#### [Problem requirements]
In the following material, identify every line holding the string "utilities" and return it.

#### [Data for the task]
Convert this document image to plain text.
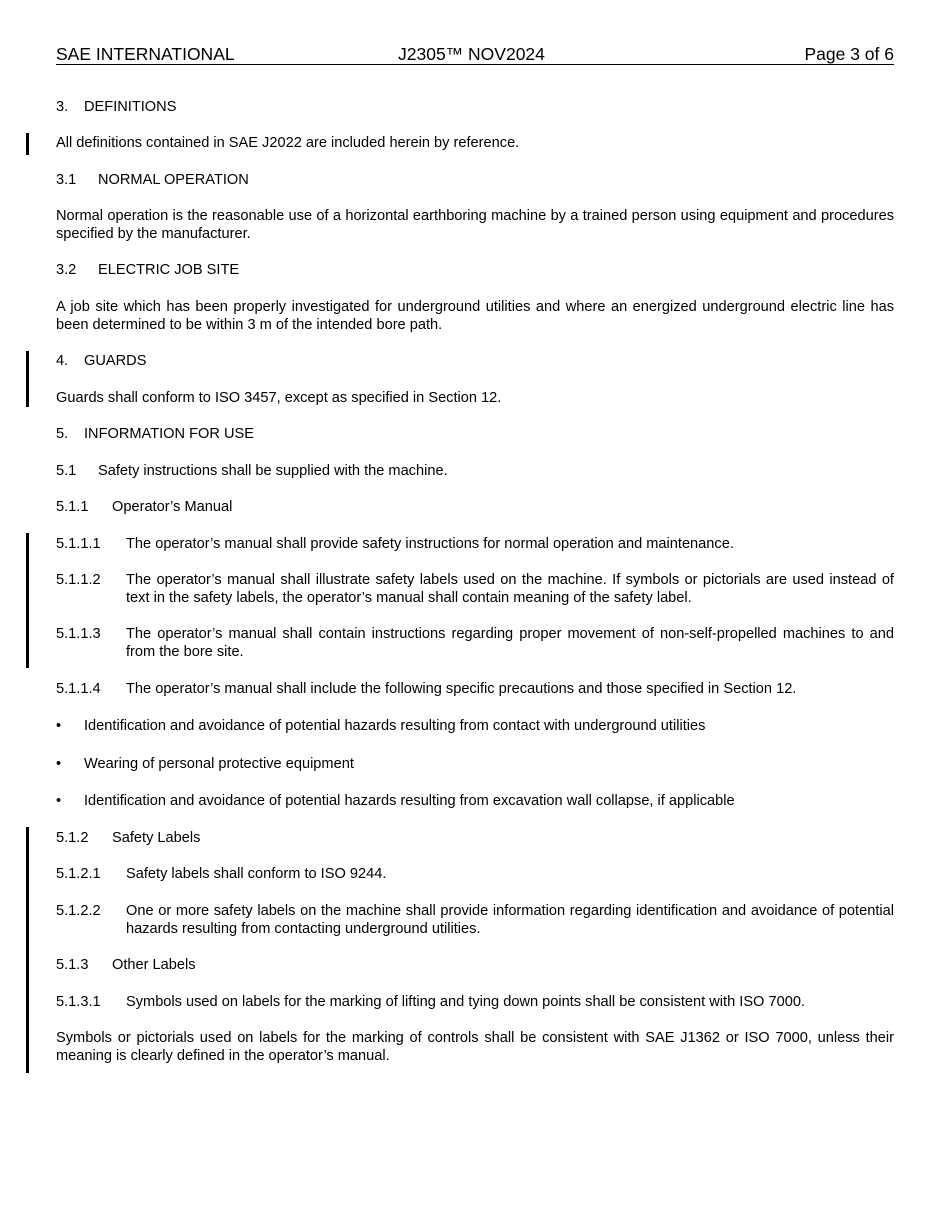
SAE INTERNATIONAL	J2305™ NOV2024	Page 3 of 6
3. DEFINITIONS
All definitions contained in SAE J2022 are included herein by reference.
3.1 NORMAL OPERATION
Normal operation is the reasonable use of a horizontal earthboring machine by a trained person using equipment and procedures specified by the manufacturer.
3.2 ELECTRIC JOB SITE
A job site which has been properly investigated for underground utilities and where an energized underground electric line has been determined to be within 3 m of the intended bore path.
4. GUARDS
Guards shall conform to ISO 3457, except as specified in Section 12.
5. INFORMATION FOR USE
5.1 Safety instructions shall be supplied with the machine.
5.1.1 Operator’s Manual
5.1.1.1 The operator’s manual shall provide safety instructions for normal operation and maintenance.
5.1.1.2 The operator’s manual shall illustrate safety labels used on the machine. If symbols or pictorials are used instead of text in the safety labels, the operator’s manual shall contain meaning of the safety label.
5.1.1.3 The operator’s manual shall contain instructions regarding proper movement of non-self-propelled machines to and from the bore site.
5.1.1.4 The operator’s manual shall include the following specific precautions and those specified in Section 12.
• Identification and avoidance of potential hazards resulting from contact with underground utilities
• Wearing of personal protective equipment
• Identification and avoidance of potential hazards resulting from excavation wall collapse, if applicable
5.1.2 Safety Labels
5.1.2.1 Safety labels shall conform to ISO 9244.
5.1.2.2 One or more safety labels on the machine shall provide information regarding identification and avoidance of potential hazards resulting from contacting underground utilities.
5.1.3 Other Labels
5.1.3.1 Symbols used on labels for the marking of lifting and tying down points shall be consistent with ISO 7000.
Symbols or pictorials used on labels for the marking of controls shall be consistent with SAE J1362 or ISO 7000, unless their meaning is clearly defined in the operator’s manual.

#### [Response below]
A job site which has been properly investigated for underground utilities and where an energized underground electric line has been determined to be within 3 m of the intended bore path.
• Identification and avoidance of potential hazards resulting from contact with underground utilities
5.1.2.2 One or more safety labels on the machine shall provide information regarding identification and avoidance of potential hazards resulting from contacting underground utilities.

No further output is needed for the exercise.